Chapter Contents

Previous

Next
The MEANS Procedure

CLASS Statement


Specifies the variables whose values define the subgroup combinations for the analysis.

Tip: You can use multiple CLASS statements.
Tip: Some CLASS statement options are also available in the PROC MEANS statement. They affect all CLASS variables rather than just to the one(s) you specify in a CLASS statement.
See also: For information about how the CLASS statement groups formatted values, see Formatted Values .
Featured in: Computing Descriptive Statistics with Class Variables , Using a CLASSDATA= Data Set with Class Variables , Using Multi-label Value Formats with Class Variables , Using Preloaded Formats with Class Variables , and Computing Output Statistics with Missing Class Variable Values


CLASS variable(s) </ options>;


Required Arguments

variable(s)
specifies one or more variables that the procedure uses to group the data. Variables in a CLASS statement are referred to as class variables. Class variables are numeric or character. Class variables can have continuous values, but they typically have a few discrete values that define levels of the variable. You do not have to sort the data by class variables.
Interaction: Use the TYPES statement and the WAYS statement to control which class variables that PROC MEANS uses to group the data.
Tip: To reduce the number of class variable levels, use a FORMAT statement to combine variable values. When a format combines several internal values into one formatted value, PROC MEANS outputs the lowest internal value.
See also: Using Class Variables


Options

ASCENDING
specifies to sort the class variable levels in ascending order.
Alias: ASCEND
Interaction: PROC MEANS issues a warning message if you specify both ASCENDING and DESCENDING and ignores both options.
§ §
Actions to take =>
- A) Answer these questions about the CLASS statement text:
(i) Which two kinds of values can class variables have?
(ii) When a format combines several internal values into one formatted value, which internal value does PROC MEANS output?
(iii) What alias does the ASCENDING option have?
- B) Can you carry the CLASS statement text on from its final line?
The listing comes from a separate, unrelated source.

Source material =>
§ §
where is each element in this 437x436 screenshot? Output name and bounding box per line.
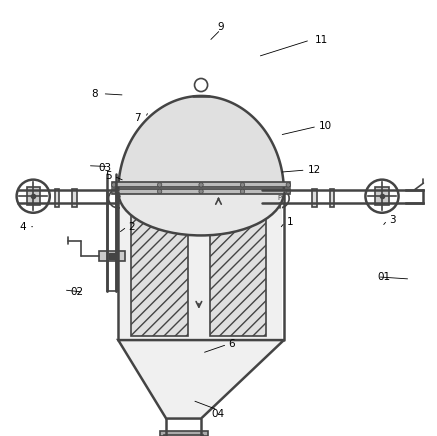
§ §
Per-task outputs =>
- A)
(i) Numeric or character.
(ii) The lowest internal value.
(iii) ASCEND.

- B)
Featured in: Computing Output Statistics with Missing Class Variable Values

DESCENDING
specifies to sort the class variable levels in descending order.
Alias: DESCEND
Interaction: PROC MEANS issues a warning message if you specify both ASCENDING and DESCENDING and ignores both options.

EXCLUSIVE
excludes from the analysis all combinations of the class variables that are not found in the preloaded range of user-defined formats.
Requirement: You must specify PRELOADFMT to preload the class variable formats.
Featured in: Using Preloaded Formats with Class Variables

GROUPINTERNAL
specifies not to apply formats to the class variables when PROC MEANS groups the values to create combinations of class variables.
Interaction: If you specify the PRELOADFMT option, PROC MEANS ignores this option and uses the formatted values.
Tip: This option saves computer resources when the numeric class variables contain discrete values.
See also: Computer Resources

MISSING
considers missing values as valid values for the class variable levels. Special missing values that represent numeric values (the letters A through Z and the underscore (_) character) are each considered as a separate value.
Default: If you omit MISSING, PROC MEANS excludes the observations with a missing class variable value from the analysis.
See also: SAS Language Reference: Concepts for a discussion of missing values with special meanings.
Featured in: Computing Output Statistics with Missing Class Variable Values

MLF
enables PROC MEANS to use the primary and secondary format labels for a given range or overlapping ranges to create subgroup combinations when a multilabel format is assigned to a class variable.
Requirement: You must use PROC FORMAT and the MULTILABEL option in the VALUE statement to create a multilabel format.
Interaction: If you use the OUTPUT statement with MLF, the class variable contains a character string that corresponds to the formatted value. Because the formatted value becomes the internal value, the length of this variable is the number of characters in the longest format label.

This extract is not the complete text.